[Entries from a visual dataset]
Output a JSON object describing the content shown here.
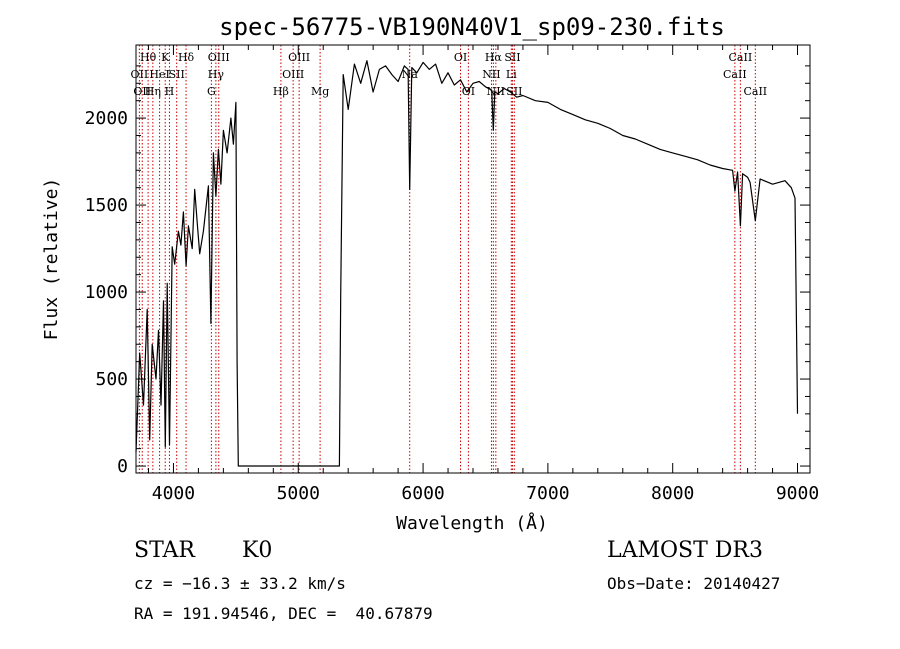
{
  "chart_data": {
    "type": "line",
    "title": "spec-56775-VB190N40V1_sp09-230.fits",
    "xlabel": "Wavelength (Å)",
    "ylabel": "Flux (relative)",
    "xlim": [
      3700,
      9100
    ],
    "ylim": [
      -40,
      2420
    ],
    "xticks": [
      4000,
      5000,
      6000,
      7000,
      8000,
      9000
    ],
    "yticks": [
      0,
      500,
      1000,
      1500,
      2000
    ],
    "series": [
      {
        "name": "spectrum",
        "x": [
          3700,
          3730,
          3760,
          3790,
          3810,
          3830,
          3860,
          3880,
          3900,
          3920,
          3935,
          3950,
          3968,
          3990,
          4010,
          4040,
          4060,
          4080,
          4101,
          4120,
          4150,
          4170,
          4190,
          4210,
          4240,
          4260,
          4280,
          4300,
          4320,
          4340,
          4360,
          4380,
          4400,
          4430,
          4460,
          4480,
          4500,
          4510,
          4520,
          5330,
          5340,
          5360,
          5400,
          5450,
          5500,
          5550,
          5600,
          5650,
          5700,
          5750,
          5800,
          5850,
          5880,
          5893,
          5910,
          5950,
          6000,
          6050,
          6100,
          6150,
          6200,
          6250,
          6300,
          6350,
          6400,
          6450,
          6500,
          6550,
          6563,
          6575,
          6600,
          6650,
          6700,
          6750,
          6800,
          6900,
          7000,
          7100,
          7200,
          7300,
          7400,
          7500,
          7600,
          7700,
          7800,
          7900,
          8000,
          8100,
          8200,
          8300,
          8400,
          8480,
          8498,
          8520,
          8542,
          8560,
          8600,
          8620,
          8662,
          8700,
          8800,
          8900,
          8950,
          8980,
          9000
        ],
        "values": [
          80,
          650,
          350,
          900,
          150,
          700,
          500,
          780,
          350,
          950,
          110,
          1050,
          120,
          1260,
          1160,
          1350,
          1270,
          1460,
          1150,
          1380,
          1250,
          1590,
          1400,
          1220,
          1350,
          1480,
          1610,
          820,
          1800,
          1550,
          1820,
          1620,
          1930,
          1800,
          2000,
          1850,
          2090,
          600,
          0,
          0,
          980,
          2250,
          2050,
          2310,
          2200,
          2330,
          2150,
          2280,
          2300,
          2250,
          2210,
          2300,
          2280,
          1590,
          2290,
          2260,
          2320,
          2280,
          2310,
          2200,
          2260,
          2190,
          2220,
          2150,
          2200,
          2210,
          2180,
          2160,
          1930,
          2150,
          2140,
          2170,
          2150,
          2120,
          2130,
          2100,
          2090,
          2050,
          2020,
          1990,
          1970,
          1940,
          1900,
          1880,
          1850,
          1820,
          1800,
          1780,
          1760,
          1730,
          1710,
          1700,
          1580,
          1690,
          1380,
          1680,
          1660,
          1630,
          1410,
          1650,
          1620,
          1640,
          1600,
          1540,
          300
        ]
      }
    ],
    "lines": [
      {
        "x": 3727,
        "label": "OII",
        "row": 1
      },
      {
        "x": 3750,
        "label": "OII",
        "row": 2
      },
      {
        "x": 3797,
        "label": "Hθ",
        "row": 0
      },
      {
        "x": 3835,
        "label": "Hη",
        "row": 2
      },
      {
        "x": 3889,
        "label": "HeI",
        "row": 1
      },
      {
        "x": 3934,
        "label": "K",
        "row": 0
      },
      {
        "x": 3968,
        "label": "H",
        "row": 2
      },
      {
        "x": 4026,
        "label": "SII",
        "row": 1
      },
      {
        "x": 4101,
        "label": "Hδ",
        "row": 0
      },
      {
        "x": 4304,
        "label": "G",
        "row": 2
      },
      {
        "x": 4340,
        "label": "Hγ",
        "row": 1
      },
      {
        "x": 4363,
        "label": "OIII",
        "row": 0
      },
      {
        "x": 4861,
        "label": "Hβ",
        "row": 2
      },
      {
        "x": 4959,
        "label": "OIII",
        "row": 1
      },
      {
        "x": 5007,
        "label": "OIII",
        "row": 0
      },
      {
        "x": 5175,
        "label": "Mg",
        "row": 2
      },
      {
        "x": 5893,
        "label": "Na",
        "row": 1
      },
      {
        "x": 6300,
        "label": "OI",
        "row": 0
      },
      {
        "x": 6363,
        "label": "OI",
        "row": 2
      },
      {
        "x": 6548,
        "label": "NII",
        "row": 1
      },
      {
        "x": 6563,
        "label": "Hα",
        "row": 0
      },
      {
        "x": 6583,
        "label": "NII",
        "row": 2
      },
      {
        "x": 6707,
        "label": "Li",
        "row": 1
      },
      {
        "x": 6716,
        "label": "SII",
        "row": 0
      },
      {
        "x": 6731,
        "label": "SII",
        "row": 2
      },
      {
        "x": 8498,
        "label": "CaII",
        "row": 1
      },
      {
        "x": 8542,
        "label": "CaII",
        "row": 0
      },
      {
        "x": 8662,
        "label": "CaII",
        "row": 2
      }
    ]
  },
  "info": {
    "class_label": "STAR",
    "subclass_label": "K0",
    "survey_label": "LAMOST DR3",
    "redshift_text": "cz = −16.3 ± 33.2 km/s",
    "obs_date_text": "Obs−Date: 20140427",
    "coords_text": "RA = 191.94546, DEC =  40.67879"
  },
  "colors": {
    "axis": "#000000",
    "line_marker": "#cc0000",
    "spectrum": "#000000",
    "background": "#ffffff"
  }
}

What is required:
Pictures stay out of the copy; please restate every record above exactly.

Output:
Output a JSON object describing the content shown here.
{
  "chart_data": {
    "type": "line",
    "title": "spec-56775-VB190N40V1_sp09-230.fits",
    "xlabel": "Wavelength (Å)",
    "ylabel": "Flux (relative)",
    "xlim": [
      3700,
      9100
    ],
    "ylim": [
      -40,
      2420
    ],
    "xticks": [
      4000,
      5000,
      6000,
      7000,
      8000,
      9000
    ],
    "yticks": [
      0,
      500,
      1000,
      1500,
      2000
    ],
    "series": [
      {
        "name": "spectrum",
        "x": [
          3700,
          3730,
          3760,
          3790,
          3810,
          3830,
          3860,
          3880,
          3900,
          3920,
          3935,
          3950,
          3968,
          3990,
          4010,
          4040,
          4060,
          4080,
          4101,
          4120,
          4150,
          4170,
          4190,
          4210,
          4240,
          4260,
          4280,
          4300,
          4320,
          4340,
          4360,
          4380,
          4400,
          4430,
          4460,
          4480,
          4500,
          4510,
          4520,
          5330,
          5340,
          5360,
          5400,
          5450,
          5500,
          5550,
          5600,
          5650,
          5700,
          5750,
          5800,
          5850,
          5880,
          5893,
          5910,
          5950,
          6000,
          6050,
          6100,
          6150,
          6200,
          6250,
          6300,
          6350,
          6400,
          6450,
          6500,
          6550,
          6563,
          6575,
          6600,
          6650,
          6700,
          6750,
          6800,
          6900,
          7000,
          7100,
          7200,
          7300,
          7400,
          7500,
          7600,
          7700,
          7800,
          7900,
          8000,
          8100,
          8200,
          8300,
          8400,
          8480,
          8498,
          8520,
          8542,
          8560,
          8600,
          8620,
          8662,
          8700,
          8800,
          8900,
          8950,
          8980,
          9000
        ],
        "values": [
          80,
          650,
          350,
          900,
          150,
          700,
          500,
          780,
          350,
          950,
          110,
          1050,
          120,
          1260,
          1160,
          1350,
          1270,
          1460,
          1150,
          1380,
          1250,
          1590,
          1400,
          1220,
          1350,
          1480,
          1610,
          820,
          1800,
          1550,
          1820,
          1620,
          1930,
          1800,
          2000,
          1850,
          2090,
          600,
          0,
          0,
          980,
          2250,
          2050,
          2310,
          2200,
          2330,
          2150,
          2280,
          2300,
          2250,
          2210,
          2300,
          2280,
          1590,
          2290,
          2260,
          2320,
          2280,
          2310,
          2200,
          2260,
          2190,
          2220,
          2150,
          2200,
          2210,
          2180,
          2160,
          1930,
          2150,
          2140,
          2170,
          2150,
          2120,
          2130,
          2100,
          2090,
          2050,
          2020,
          1990,
          1970,
          1940,
          1900,
          1880,
          1850,
          1820,
          1800,
          1780,
          1760,
          1730,
          1710,
          1700,
          1580,
          1690,
          1380,
          1680,
          1660,
          1630,
          1410,
          1650,
          1620,
          1640,
          1600,
          1540,
          300
        ]
      }
    ],
    "lines": [
      {
        "x": 3727,
        "label": "OII",
        "row": 1
      },
      {
        "x": 3750,
        "label": "OII",
        "row": 2
      },
      {
        "x": 3797,
        "label": "Hθ",
        "row": 0
      },
      {
        "x": 3835,
        "label": "Hη",
        "row": 2
      },
      {
        "x": 3889,
        "label": "HeI",
        "row": 1
      },
      {
        "x": 3934,
        "label": "K",
        "row": 0
      },
      {
        "x": 3968,
        "label": "H",
        "row": 2
      },
      {
        "x": 4026,
        "label": "SII",
        "row": 1
      },
      {
        "x": 4101,
        "label": "Hδ",
        "row": 0
      },
      {
        "x": 4304,
        "label": "G",
        "row": 2
      },
      {
        "x": 4340,
        "label": "Hγ",
        "row": 1
      },
      {
        "x": 4363,
        "label": "OIII",
        "row": 0
      },
      {
        "x": 4861,
        "label": "Hβ",
        "row": 2
      },
      {
        "x": 4959,
        "label": "OIII",
        "row": 1
      },
      {
        "x": 5007,
        "label": "OIII",
        "row": 0
      },
      {
        "x": 5175,
        "label": "Mg",
        "row": 2
      },
      {
        "x": 5893,
        "label": "Na",
        "row": 1
      },
      {
        "x": 6300,
        "label": "OI",
        "row": 0
      },
      {
        "x": 6363,
        "label": "OI",
        "row": 2
      },
      {
        "x": 6548,
        "label": "NII",
        "row": 1
      },
      {
        "x": 6563,
        "label": "Hα",
        "row": 0
      },
      {
        "x": 6583,
        "label": "NII",
        "row": 2
      },
      {
        "x": 6707,
        "label": "Li",
        "row": 1
      },
      {
        "x": 6716,
        "label": "SII",
        "row": 0
      },
      {
        "x": 6731,
        "label": "SII",
        "row": 2
      },
      {
        "x": 8498,
        "label": "CaII",
        "row": 1
      },
      {
        "x": 8542,
        "label": "CaII",
        "row": 0
      },
      {
        "x": 8662,
        "label": "CaII",
        "row": 2
      }
    ]
  },
  "info": {
    "class_label": "STAR",
    "subclass_label": "K0",
    "survey_label": "LAMOST DR3",
    "redshift_text": "cz = −16.3 ± 33.2 km/s",
    "obs_date_text": "Obs−Date: 20140427",
    "coords_text": "RA = 191.94546, DEC =  40.67879"
  },
  "colors": {
    "axis": "#000000",
    "line_marker": "#cc0000",
    "spectrum": "#000000",
    "background": "#ffffff"
  }
}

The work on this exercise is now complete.